▸ PASSAGE TO READ
########

A translated string frequently needs runtime values spliced in
(`<<"Hello, %{name}!">>`). gettext itself has no interpolation; consumers
usually hand-roll `io_lib:format/2` with positional `~s`, which couples the
translation to argument ORDER and breaks the moment a translator reorders
words. Named placeholders (`%{name}`) decouple the wording from the call
site: the translator can move `%{name}` anywhere in the sentence and the
binding still resolves by name.

## Mental model — totality on the hot path

`format/2` runs on EVERY `gettextf`/`ngettextf` lookup, so it carries the
SAME totality bar as `erli18n_plural:evaluate/2`: it is TOTAL and
fail-soft — for ANY `msgstr` bytes and ANY `Bindings` map it NEVER raises
and ALWAYS returns a binary. There is exactly one opt-in path allowed to
raise: `format/3` with `#{on_missing => strict}`, used when a caller wants
a missing binding to be a hard error rather than a silently-retained
literal.

########

▸ GIVEN INFORMATION
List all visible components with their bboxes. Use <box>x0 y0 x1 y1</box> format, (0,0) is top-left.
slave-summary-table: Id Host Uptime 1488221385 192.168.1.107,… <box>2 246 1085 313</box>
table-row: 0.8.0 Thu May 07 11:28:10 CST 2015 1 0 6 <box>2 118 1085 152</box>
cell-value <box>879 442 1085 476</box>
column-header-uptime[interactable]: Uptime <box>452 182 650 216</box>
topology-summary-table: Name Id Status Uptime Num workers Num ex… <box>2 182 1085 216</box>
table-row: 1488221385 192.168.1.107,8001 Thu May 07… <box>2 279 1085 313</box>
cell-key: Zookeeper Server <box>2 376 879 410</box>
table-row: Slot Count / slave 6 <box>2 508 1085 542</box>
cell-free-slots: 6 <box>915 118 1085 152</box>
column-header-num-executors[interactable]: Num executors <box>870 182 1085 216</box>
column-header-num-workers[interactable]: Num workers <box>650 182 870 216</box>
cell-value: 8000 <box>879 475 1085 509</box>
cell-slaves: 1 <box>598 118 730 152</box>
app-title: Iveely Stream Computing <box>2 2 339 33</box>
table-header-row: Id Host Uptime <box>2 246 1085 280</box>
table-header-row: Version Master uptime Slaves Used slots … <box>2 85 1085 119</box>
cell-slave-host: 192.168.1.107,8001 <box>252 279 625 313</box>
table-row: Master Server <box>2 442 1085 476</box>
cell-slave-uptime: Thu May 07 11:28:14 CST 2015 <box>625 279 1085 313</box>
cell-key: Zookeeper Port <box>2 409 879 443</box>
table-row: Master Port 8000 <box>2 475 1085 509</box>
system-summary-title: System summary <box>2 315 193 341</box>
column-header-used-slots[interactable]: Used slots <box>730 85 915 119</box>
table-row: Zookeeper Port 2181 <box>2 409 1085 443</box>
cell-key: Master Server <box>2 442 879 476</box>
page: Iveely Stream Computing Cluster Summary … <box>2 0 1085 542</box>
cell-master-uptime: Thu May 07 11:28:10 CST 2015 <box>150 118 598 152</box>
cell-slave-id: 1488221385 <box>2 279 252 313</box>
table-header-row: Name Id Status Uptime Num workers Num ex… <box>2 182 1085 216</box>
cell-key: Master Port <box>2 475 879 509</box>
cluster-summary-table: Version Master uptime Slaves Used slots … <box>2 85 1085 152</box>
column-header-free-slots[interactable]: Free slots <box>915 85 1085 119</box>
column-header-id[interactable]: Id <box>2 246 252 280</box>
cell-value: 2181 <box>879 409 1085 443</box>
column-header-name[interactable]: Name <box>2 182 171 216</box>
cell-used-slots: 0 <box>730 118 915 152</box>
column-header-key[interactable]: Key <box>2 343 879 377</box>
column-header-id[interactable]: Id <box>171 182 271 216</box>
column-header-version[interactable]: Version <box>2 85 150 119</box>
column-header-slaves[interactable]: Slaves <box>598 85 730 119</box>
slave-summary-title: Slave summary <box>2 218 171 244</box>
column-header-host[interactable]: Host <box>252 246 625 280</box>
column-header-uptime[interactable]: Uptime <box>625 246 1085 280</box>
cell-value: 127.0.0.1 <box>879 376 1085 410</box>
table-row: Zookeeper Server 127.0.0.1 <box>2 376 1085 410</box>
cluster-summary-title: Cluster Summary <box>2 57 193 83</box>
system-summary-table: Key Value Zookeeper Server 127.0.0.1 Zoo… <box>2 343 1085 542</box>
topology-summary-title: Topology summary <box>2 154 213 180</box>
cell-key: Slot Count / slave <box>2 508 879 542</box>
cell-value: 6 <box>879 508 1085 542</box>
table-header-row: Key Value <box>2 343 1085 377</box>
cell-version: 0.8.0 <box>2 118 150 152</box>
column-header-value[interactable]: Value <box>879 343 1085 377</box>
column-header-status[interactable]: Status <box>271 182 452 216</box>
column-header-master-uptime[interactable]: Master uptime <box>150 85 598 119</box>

########

▸ INSTRUCTION A
Please extract the part of the passage on named placeholders from "A translated string" to "resolves by name.".
▸ INSTRUCTION B
List every function in the passage on named placeholders that is written with its arity, meaning a name followed by a slash and a number.
▸ INSTRUCTION C
Carry on the passage on named placeholders after its last sentence.

▸ REPLY A
A translated string frequently needs runtime values spliced in
(`<<"Hello, %{name}!">>`). gettext itself has no interpolation; consumers
usually hand-roll `io_lib:format/2` with positional `~s`, which couples the
translation to argument ORDER and breaks the moment a translator reorders
words. Named placeholders (`%{name}`) decouple the wording from the call
site: the translator can move `%{name}` anywhere in the sentence and the
binding still resolves by name.

▸ REPLY B
`io_lib:format/2`
`format/2`
`erli18n_plural:evaluate/2`
`format/3`

▸ REPLY C
The substitution is a single left-to-right pass over the input:

- `"%%"` collapses to a literal `"%"` (both bytes consumed).
- `"%{<name>}"`, where `<name>` matches `[A-Za-z_][A-Za-z0-9_]*`, is
  replaced by the bound value, or handled per the `on_missing` policy if
  the name is unbound.
- To emit a literal `"%{name}"` un-substituted, author `"%%{name}"`: the
  `"%%"` collapses to `"%"`, leaving the following `"{name}"` untouched.
- A lone `"%"` that begins neither `"%%"` nor a valid `"%{name}"`, and a
  `"%{"` that never closes into a valid placeholder, are emitted
  literally. Nothing crashes.

## Binding values and atom safety

Binding keys are atoms (`#{name => <<"World">>}`). Values may be a
`binary`, an iolist/string, an `integer`, a `float`, or an `atom`; every
value is coerced to UTF-8 text TOTALLY — an unknown or malformed term
renders via a bounded safe fallback rather than raising.

A placeholder name is resolved with `binary_to_existing_atom/2` wrapped in
`try`: a name that is not an already-existing atom is treated as a MISSING
binding and NEVER creates a new atom. This closes the atom-table-exhaustion
DoS that `binary_to_atom/2` would open on untrusted `msgstr`.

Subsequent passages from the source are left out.